**Written task**:
Using the records below, locate all lines containing "button" and return them.
BEGIN
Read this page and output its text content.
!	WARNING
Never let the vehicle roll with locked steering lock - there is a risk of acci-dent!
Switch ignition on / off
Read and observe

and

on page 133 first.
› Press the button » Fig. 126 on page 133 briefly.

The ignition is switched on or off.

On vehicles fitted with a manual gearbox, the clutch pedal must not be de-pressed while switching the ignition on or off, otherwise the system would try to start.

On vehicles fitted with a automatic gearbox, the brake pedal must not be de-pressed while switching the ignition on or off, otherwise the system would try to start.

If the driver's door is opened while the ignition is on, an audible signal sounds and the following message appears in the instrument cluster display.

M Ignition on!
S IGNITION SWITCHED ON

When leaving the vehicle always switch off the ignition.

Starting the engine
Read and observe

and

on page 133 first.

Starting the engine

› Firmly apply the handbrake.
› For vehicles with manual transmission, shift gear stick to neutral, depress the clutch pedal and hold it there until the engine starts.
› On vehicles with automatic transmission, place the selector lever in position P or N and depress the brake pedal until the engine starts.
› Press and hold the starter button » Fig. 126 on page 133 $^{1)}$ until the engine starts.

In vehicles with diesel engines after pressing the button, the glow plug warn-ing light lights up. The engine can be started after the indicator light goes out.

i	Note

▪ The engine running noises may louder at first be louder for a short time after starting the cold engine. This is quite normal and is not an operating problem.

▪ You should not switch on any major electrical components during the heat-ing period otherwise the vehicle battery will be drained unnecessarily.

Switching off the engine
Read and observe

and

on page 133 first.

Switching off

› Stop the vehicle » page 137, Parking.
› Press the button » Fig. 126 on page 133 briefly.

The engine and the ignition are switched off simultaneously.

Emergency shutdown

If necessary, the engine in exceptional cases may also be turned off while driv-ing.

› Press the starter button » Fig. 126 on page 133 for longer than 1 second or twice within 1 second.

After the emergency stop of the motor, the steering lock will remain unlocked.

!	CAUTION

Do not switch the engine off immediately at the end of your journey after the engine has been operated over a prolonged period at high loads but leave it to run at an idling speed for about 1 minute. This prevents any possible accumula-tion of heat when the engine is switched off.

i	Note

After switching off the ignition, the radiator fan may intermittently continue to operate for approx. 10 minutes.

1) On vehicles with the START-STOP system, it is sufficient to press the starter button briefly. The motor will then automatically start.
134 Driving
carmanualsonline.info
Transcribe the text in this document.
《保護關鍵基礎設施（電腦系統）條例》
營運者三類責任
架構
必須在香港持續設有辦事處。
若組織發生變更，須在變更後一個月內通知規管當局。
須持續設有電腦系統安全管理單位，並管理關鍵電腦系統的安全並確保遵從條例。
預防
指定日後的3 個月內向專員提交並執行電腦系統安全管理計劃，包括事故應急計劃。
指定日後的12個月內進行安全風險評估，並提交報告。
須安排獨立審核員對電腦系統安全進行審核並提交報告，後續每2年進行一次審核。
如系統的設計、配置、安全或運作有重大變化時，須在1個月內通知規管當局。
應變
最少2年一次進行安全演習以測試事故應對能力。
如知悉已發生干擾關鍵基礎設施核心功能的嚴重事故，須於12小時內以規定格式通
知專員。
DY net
END
BEGIN
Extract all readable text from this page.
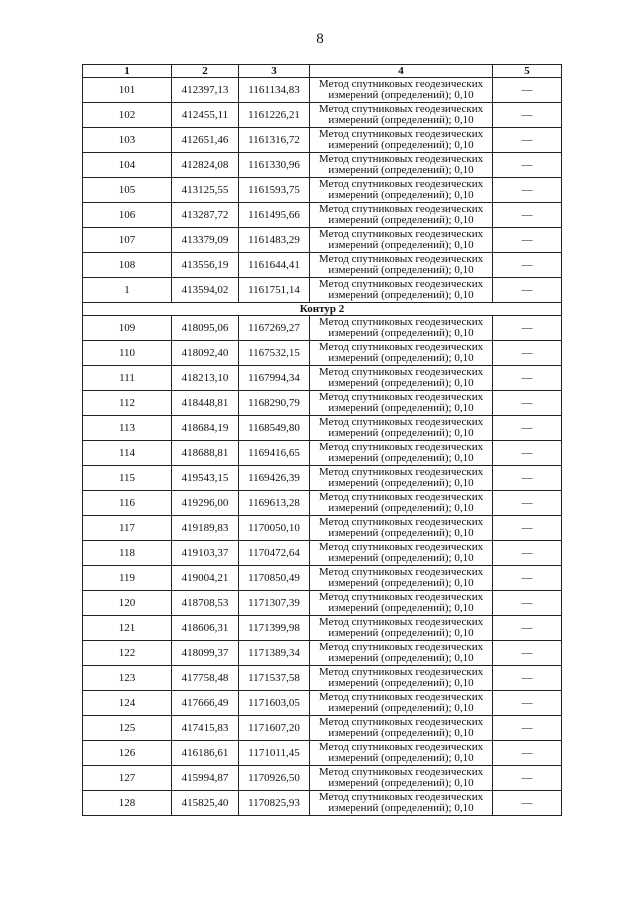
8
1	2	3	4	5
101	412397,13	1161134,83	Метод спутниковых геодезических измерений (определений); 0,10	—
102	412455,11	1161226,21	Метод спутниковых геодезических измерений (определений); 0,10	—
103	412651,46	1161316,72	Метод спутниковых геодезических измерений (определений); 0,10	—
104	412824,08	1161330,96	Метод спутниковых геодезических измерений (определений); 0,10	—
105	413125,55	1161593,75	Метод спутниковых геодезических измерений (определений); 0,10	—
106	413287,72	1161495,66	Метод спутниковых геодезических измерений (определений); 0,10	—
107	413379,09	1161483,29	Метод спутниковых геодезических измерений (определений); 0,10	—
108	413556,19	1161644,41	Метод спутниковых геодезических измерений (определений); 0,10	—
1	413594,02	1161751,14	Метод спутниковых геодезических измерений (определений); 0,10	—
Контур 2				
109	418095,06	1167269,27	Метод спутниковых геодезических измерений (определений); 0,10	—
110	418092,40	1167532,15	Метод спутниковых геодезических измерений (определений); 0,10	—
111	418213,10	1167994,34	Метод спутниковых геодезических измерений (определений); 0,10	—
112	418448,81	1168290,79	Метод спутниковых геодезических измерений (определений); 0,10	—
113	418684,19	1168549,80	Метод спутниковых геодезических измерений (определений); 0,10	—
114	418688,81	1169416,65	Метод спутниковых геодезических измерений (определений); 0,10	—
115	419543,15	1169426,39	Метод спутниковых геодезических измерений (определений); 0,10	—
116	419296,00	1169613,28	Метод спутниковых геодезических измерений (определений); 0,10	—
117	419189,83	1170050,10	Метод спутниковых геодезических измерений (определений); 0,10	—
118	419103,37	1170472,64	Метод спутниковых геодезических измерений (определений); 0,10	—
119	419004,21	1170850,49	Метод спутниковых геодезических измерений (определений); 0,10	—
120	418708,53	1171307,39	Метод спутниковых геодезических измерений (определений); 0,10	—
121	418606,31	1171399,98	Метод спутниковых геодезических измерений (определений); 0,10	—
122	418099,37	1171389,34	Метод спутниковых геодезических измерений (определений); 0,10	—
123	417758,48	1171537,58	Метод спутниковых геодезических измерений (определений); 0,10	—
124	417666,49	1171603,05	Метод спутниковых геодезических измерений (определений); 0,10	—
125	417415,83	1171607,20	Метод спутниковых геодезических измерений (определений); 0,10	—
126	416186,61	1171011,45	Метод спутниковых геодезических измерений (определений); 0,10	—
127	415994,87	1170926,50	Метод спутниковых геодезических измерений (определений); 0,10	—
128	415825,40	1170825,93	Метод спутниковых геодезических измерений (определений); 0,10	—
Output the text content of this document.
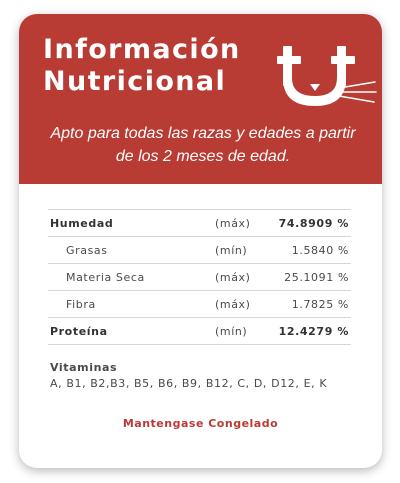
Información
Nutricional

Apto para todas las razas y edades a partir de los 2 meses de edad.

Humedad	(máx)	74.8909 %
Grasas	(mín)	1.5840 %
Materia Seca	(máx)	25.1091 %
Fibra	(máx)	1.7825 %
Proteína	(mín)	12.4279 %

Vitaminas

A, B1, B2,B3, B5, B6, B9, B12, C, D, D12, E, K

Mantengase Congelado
END
BEGIN
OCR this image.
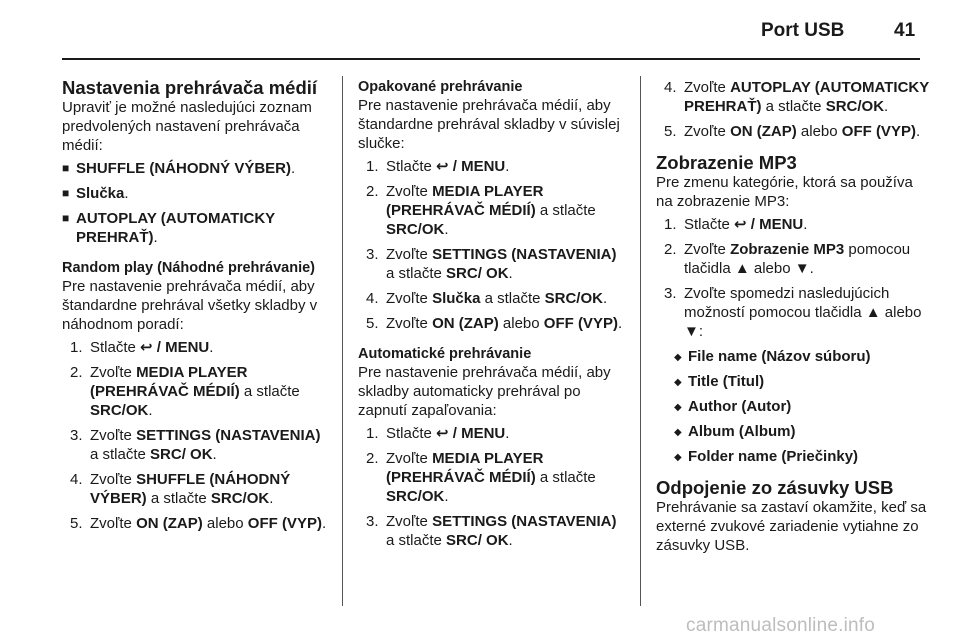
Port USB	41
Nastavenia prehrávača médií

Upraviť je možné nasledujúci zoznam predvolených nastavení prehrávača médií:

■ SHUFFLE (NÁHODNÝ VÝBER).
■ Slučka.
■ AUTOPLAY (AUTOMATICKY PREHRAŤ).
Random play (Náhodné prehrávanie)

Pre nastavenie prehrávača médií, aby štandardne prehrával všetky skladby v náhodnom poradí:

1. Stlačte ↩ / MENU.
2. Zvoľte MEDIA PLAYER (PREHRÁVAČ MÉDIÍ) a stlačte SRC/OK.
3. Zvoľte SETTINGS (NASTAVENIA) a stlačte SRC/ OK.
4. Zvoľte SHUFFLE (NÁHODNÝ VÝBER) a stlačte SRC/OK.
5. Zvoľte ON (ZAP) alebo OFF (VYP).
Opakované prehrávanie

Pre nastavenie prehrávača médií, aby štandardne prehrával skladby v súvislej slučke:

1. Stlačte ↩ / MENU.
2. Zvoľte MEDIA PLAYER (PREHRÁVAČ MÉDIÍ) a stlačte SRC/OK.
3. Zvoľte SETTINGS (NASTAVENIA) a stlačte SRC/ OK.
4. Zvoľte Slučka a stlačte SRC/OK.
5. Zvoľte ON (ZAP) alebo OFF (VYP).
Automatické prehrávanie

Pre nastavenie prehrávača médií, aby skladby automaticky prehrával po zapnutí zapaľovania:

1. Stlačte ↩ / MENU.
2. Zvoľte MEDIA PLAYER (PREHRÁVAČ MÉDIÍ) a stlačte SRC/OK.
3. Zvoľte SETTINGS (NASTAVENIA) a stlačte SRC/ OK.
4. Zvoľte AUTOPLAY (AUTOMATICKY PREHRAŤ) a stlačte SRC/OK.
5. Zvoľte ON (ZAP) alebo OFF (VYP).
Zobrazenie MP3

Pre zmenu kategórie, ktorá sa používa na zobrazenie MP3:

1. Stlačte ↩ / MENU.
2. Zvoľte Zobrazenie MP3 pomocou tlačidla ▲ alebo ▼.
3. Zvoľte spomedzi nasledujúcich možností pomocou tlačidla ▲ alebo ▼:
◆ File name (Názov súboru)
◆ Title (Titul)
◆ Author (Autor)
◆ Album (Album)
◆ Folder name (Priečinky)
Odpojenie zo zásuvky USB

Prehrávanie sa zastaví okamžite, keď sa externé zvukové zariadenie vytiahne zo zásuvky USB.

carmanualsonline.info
END
**Reply**:
› Press the button » Fig. 126 on page 133 briefly.
› Press and hold the starter button » Fig. 126 on page 133 $^{1)}$ until the engine starts.
In vehicles with diesel engines after pressing the button, the glow plug warn-ing light lights up. The engine can be started after the indicator light goes out.
› Press the button » Fig. 126 on page 133 briefly.
› Press the starter button » Fig. 126 on page 133 for longer than 1 second or twice within 1 second.
1) On vehicles with the START-STOP system, it is sufficient to press the starter button briefly. The motor will then automatically start.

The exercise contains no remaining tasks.